* **WORK INSTRUCTIONS**:
Count every line of the material that holds the string "approx". Respond with the total only.

[Figure data in JSON]
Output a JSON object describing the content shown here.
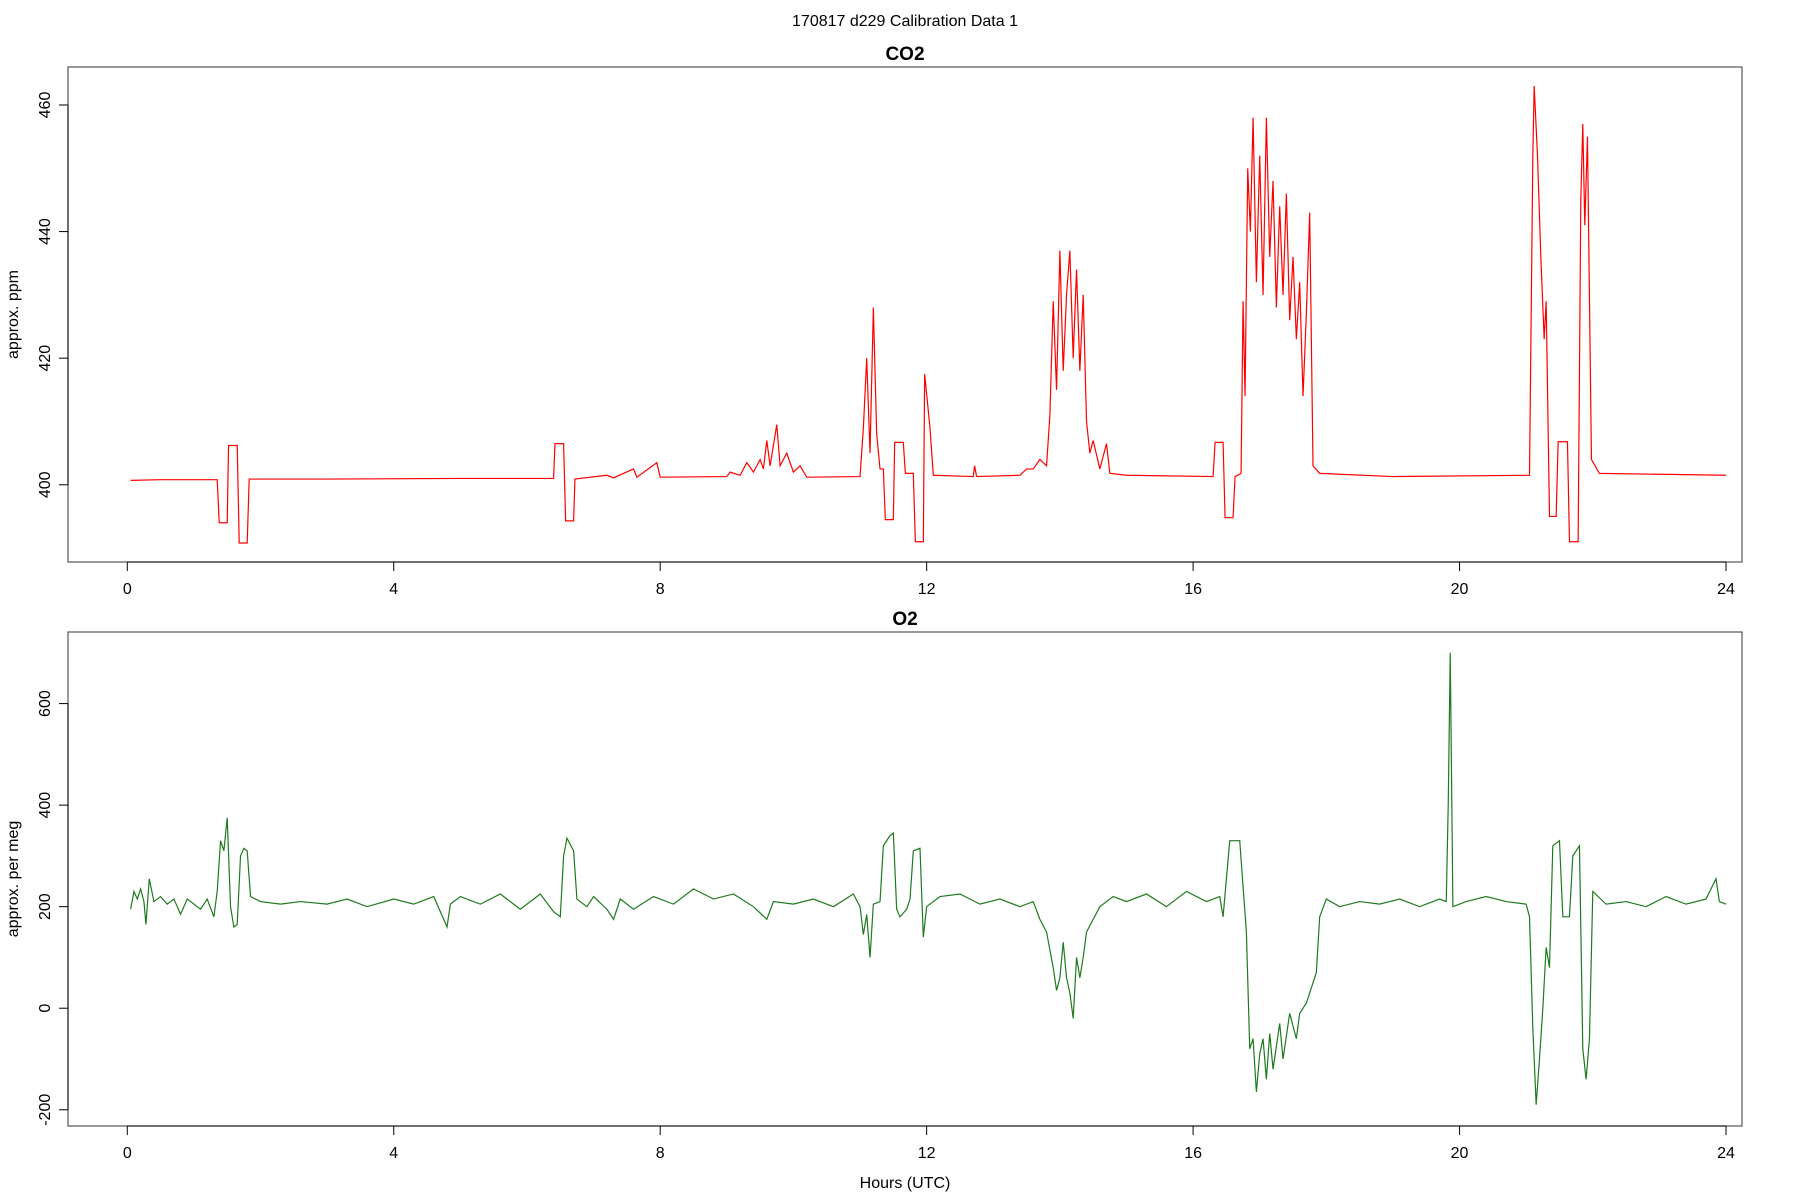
{
  "title": "170817   d229   Calibration Data 1",
  "x_label": "Hours (UTC)",
  "chart_data": [
    {
      "type": "line",
      "title": "CO2",
      "y_label": "approx. ppm",
      "xlim": [
        -0.89,
        24.24
      ],
      "ylim": [
        387.8,
        466.0
      ],
      "xticks": [
        0,
        4,
        8,
        12,
        16,
        20,
        24
      ],
      "yticks": [
        400,
        420,
        440,
        460
      ],
      "x": [
        0.05,
        0.5,
        1.0,
        1.35,
        1.38,
        1.5,
        1.52,
        1.65,
        1.68,
        1.8,
        1.83,
        3,
        5,
        6.4,
        6.42,
        6.55,
        6.58,
        6.7,
        6.72,
        7.2,
        7.3,
        7.6,
        7.65,
        7.95,
        8.0,
        9.0,
        9.05,
        9.2,
        9.3,
        9.4,
        9.5,
        9.55,
        9.6,
        9.65,
        9.75,
        9.8,
        9.9,
        10.0,
        10.1,
        10.2,
        11.0,
        11.05,
        11.1,
        11.15,
        11.2,
        11.25,
        11.3,
        11.35,
        11.38,
        11.5,
        11.52,
        11.65,
        11.68,
        11.8,
        11.83,
        11.95,
        11.97,
        12.05,
        12.1,
        12.7,
        12.72,
        12.75,
        13.4,
        13.5,
        13.6,
        13.7,
        13.8,
        13.85,
        13.9,
        13.95,
        14.0,
        14.05,
        14.1,
        14.15,
        14.2,
        14.25,
        14.3,
        14.35,
        14.4,
        14.45,
        14.5,
        14.6,
        14.7,
        14.75,
        15,
        16.3,
        16.33,
        16.45,
        16.48,
        16.6,
        16.63,
        16.72,
        16.75,
        16.78,
        16.82,
        16.86,
        16.9,
        16.95,
        17.0,
        17.05,
        17.1,
        17.15,
        17.2,
        17.25,
        17.3,
        17.35,
        17.4,
        17.45,
        17.5,
        17.55,
        17.6,
        17.65,
        17.7,
        17.75,
        17.8,
        17.9,
        19,
        21.05,
        21.1,
        21.12,
        21.17,
        21.22,
        21.27,
        21.3,
        21.35,
        21.45,
        21.48,
        21.62,
        21.65,
        21.78,
        21.82,
        21.85,
        21.88,
        21.92,
        21.98,
        22.1,
        24
      ],
      "series": [
        {
          "name": "CO2",
          "color": "#ff0000",
          "values": [
            400.7,
            400.8,
            400.8,
            400.8,
            394,
            394,
            406.2,
            406.2,
            390.8,
            390.8,
            400.9,
            400.9,
            401,
            401,
            406.5,
            406.5,
            394.3,
            394.3,
            400.9,
            401.5,
            401.1,
            402.5,
            401.2,
            403.5,
            401.2,
            401.3,
            402,
            401.5,
            403.5,
            402,
            404,
            402.5,
            407,
            403,
            409.5,
            403,
            405,
            402,
            403,
            401.2,
            401.3,
            409,
            420,
            405,
            428,
            408,
            402.5,
            402.5,
            394.5,
            394.5,
            406.7,
            406.7,
            401.8,
            401.8,
            391,
            391,
            417.5,
            409,
            401.5,
            401.3,
            403,
            401.3,
            401.5,
            402.5,
            402.5,
            404,
            403,
            411,
            429,
            415,
            437,
            418,
            430,
            437,
            420,
            434,
            418,
            430,
            410,
            405,
            407,
            402.5,
            406.5,
            401.8,
            401.5,
            401.3,
            406.7,
            406.7,
            394.8,
            394.8,
            401.3,
            401.8,
            429,
            414,
            450,
            440,
            458,
            432,
            452,
            430,
            458,
            436,
            448,
            428,
            444,
            430,
            446,
            426,
            436,
            423,
            432,
            414,
            427,
            443,
            403,
            401.8,
            401.3,
            401.5,
            452,
            463,
            452,
            436,
            423,
            429,
            395,
            395,
            406.8,
            406.8,
            391,
            391,
            445,
            457,
            441,
            455,
            404,
            401.8,
            401.5
          ]
        }
      ]
    },
    {
      "type": "line",
      "title": "O2",
      "y_label": "approx. per meg",
      "xlim": [
        -0.89,
        24.24
      ],
      "ylim": [
        -232,
        741
      ],
      "xticks": [
        0,
        4,
        8,
        12,
        16,
        20,
        24
      ],
      "yticks": [
        -200,
        0,
        200,
        400,
        600
      ],
      "x": [
        0.05,
        0.1,
        0.15,
        0.2,
        0.25,
        0.28,
        0.33,
        0.4,
        0.5,
        0.6,
        0.7,
        0.8,
        0.9,
        1.0,
        1.1,
        1.2,
        1.3,
        1.35,
        1.4,
        1.45,
        1.5,
        1.55,
        1.6,
        1.65,
        1.7,
        1.75,
        1.8,
        1.85,
        2.0,
        2.3,
        2.6,
        3.0,
        3.3,
        3.6,
        4.0,
        4.3,
        4.6,
        4.8,
        4.85,
        5.0,
        5.3,
        5.6,
        5.9,
        6.2,
        6.4,
        6.5,
        6.55,
        6.6,
        6.7,
        6.75,
        6.9,
        7.0,
        7.2,
        7.3,
        7.4,
        7.6,
        7.9,
        8.2,
        8.5,
        8.8,
        9.1,
        9.4,
        9.6,
        9.7,
        10.0,
        10.3,
        10.6,
        10.9,
        11.0,
        11.05,
        11.1,
        11.15,
        11.2,
        11.3,
        11.35,
        11.45,
        11.5,
        11.55,
        11.6,
        11.7,
        11.75,
        11.8,
        11.9,
        11.95,
        12.0,
        12.2,
        12.5,
        12.8,
        13.1,
        13.4,
        13.6,
        13.7,
        13.8,
        13.9,
        13.95,
        14.0,
        14.05,
        14.1,
        14.15,
        14.2,
        14.25,
        14.3,
        14.35,
        14.4,
        14.5,
        14.6,
        14.8,
        15.0,
        15.3,
        15.6,
        15.9,
        16.2,
        16.4,
        16.45,
        16.55,
        16.7,
        16.8,
        16.85,
        16.9,
        16.95,
        17.0,
        17.05,
        17.1,
        17.15,
        17.2,
        17.3,
        17.35,
        17.45,
        17.55,
        17.6,
        17.7,
        17.8,
        17.85,
        17.9,
        18.0,
        18.2,
        18.5,
        18.8,
        19.1,
        19.4,
        19.7,
        19.8,
        19.83,
        19.86,
        19.9,
        20.1,
        20.4,
        20.7,
        21.0,
        21.05,
        21.1,
        21.15,
        21.2,
        21.25,
        21.3,
        21.35,
        21.4,
        21.5,
        21.55,
        21.65,
        21.7,
        21.8,
        21.85,
        21.9,
        21.95,
        22.0,
        22.2,
        22.5,
        22.8,
        23.1,
        23.4,
        23.7,
        23.85,
        23.9,
        24
      ],
      "series": [
        {
          "name": "O2",
          "color": "#1f7a1f",
          "values": [
            195,
            230,
            215,
            235,
            210,
            165,
            255,
            210,
            220,
            205,
            215,
            185,
            215,
            205,
            195,
            215,
            180,
            230,
            330,
            310,
            375,
            200,
            160,
            165,
            300,
            315,
            310,
            220,
            210,
            205,
            210,
            205,
            215,
            200,
            215,
            205,
            220,
            160,
            205,
            220,
            205,
            225,
            195,
            225,
            190,
            180,
            300,
            335,
            310,
            215,
            200,
            220,
            195,
            175,
            215,
            195,
            220,
            205,
            235,
            215,
            225,
            200,
            175,
            210,
            205,
            215,
            200,
            225,
            200,
            145,
            185,
            100,
            205,
            210,
            320,
            340,
            345,
            195,
            180,
            195,
            215,
            310,
            315,
            140,
            200,
            220,
            225,
            205,
            215,
            200,
            210,
            175,
            150,
            80,
            35,
            60,
            130,
            60,
            30,
            -20,
            100,
            60,
            100,
            150,
            175,
            200,
            220,
            210,
            225,
            200,
            230,
            210,
            220,
            180,
            330,
            330,
            150,
            -80,
            -60,
            -165,
            -90,
            -60,
            -140,
            -50,
            -120,
            -30,
            -100,
            -10,
            -60,
            -10,
            10,
            50,
            70,
            180,
            215,
            200,
            210,
            205,
            215,
            200,
            215,
            210,
            400,
            700,
            200,
            210,
            220,
            210,
            205,
            180,
            -40,
            -190,
            -100,
            0,
            120,
            80,
            320,
            330,
            180,
            180,
            300,
            320,
            -80,
            -140,
            -60,
            230,
            205,
            210,
            200,
            220,
            205,
            215,
            255,
            210,
            205
          ]
        }
      ]
    }
  ]
}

* **ANSWER TO THIS TASK**:
2